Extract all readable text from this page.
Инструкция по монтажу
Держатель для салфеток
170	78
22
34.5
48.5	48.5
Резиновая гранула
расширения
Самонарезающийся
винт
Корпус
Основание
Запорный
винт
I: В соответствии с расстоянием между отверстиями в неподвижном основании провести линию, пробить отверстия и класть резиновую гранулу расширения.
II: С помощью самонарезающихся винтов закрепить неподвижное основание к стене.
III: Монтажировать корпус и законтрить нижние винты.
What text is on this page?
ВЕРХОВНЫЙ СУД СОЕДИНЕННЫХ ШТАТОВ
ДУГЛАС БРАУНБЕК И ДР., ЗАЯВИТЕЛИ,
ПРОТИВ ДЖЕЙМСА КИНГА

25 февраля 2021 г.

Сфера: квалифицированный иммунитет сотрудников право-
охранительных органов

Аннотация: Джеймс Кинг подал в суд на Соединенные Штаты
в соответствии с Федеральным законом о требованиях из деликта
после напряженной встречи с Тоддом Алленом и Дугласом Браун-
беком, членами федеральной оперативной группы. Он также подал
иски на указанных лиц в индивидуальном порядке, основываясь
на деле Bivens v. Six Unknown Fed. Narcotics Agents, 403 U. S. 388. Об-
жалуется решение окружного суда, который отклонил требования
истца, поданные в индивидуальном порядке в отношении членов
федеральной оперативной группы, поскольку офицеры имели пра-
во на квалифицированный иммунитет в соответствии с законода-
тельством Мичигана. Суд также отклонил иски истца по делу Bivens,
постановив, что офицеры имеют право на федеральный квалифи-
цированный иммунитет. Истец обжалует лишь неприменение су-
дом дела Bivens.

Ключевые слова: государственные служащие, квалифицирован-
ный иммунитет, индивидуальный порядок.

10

*Objective:*
Pick out the lines that have the word "также". Copy them all.

*Final answer:*
беком, членами федеральной оперативной группы. Он также подал
тельством Мичигана. Суд также отклонил иски истца по делу Bivens,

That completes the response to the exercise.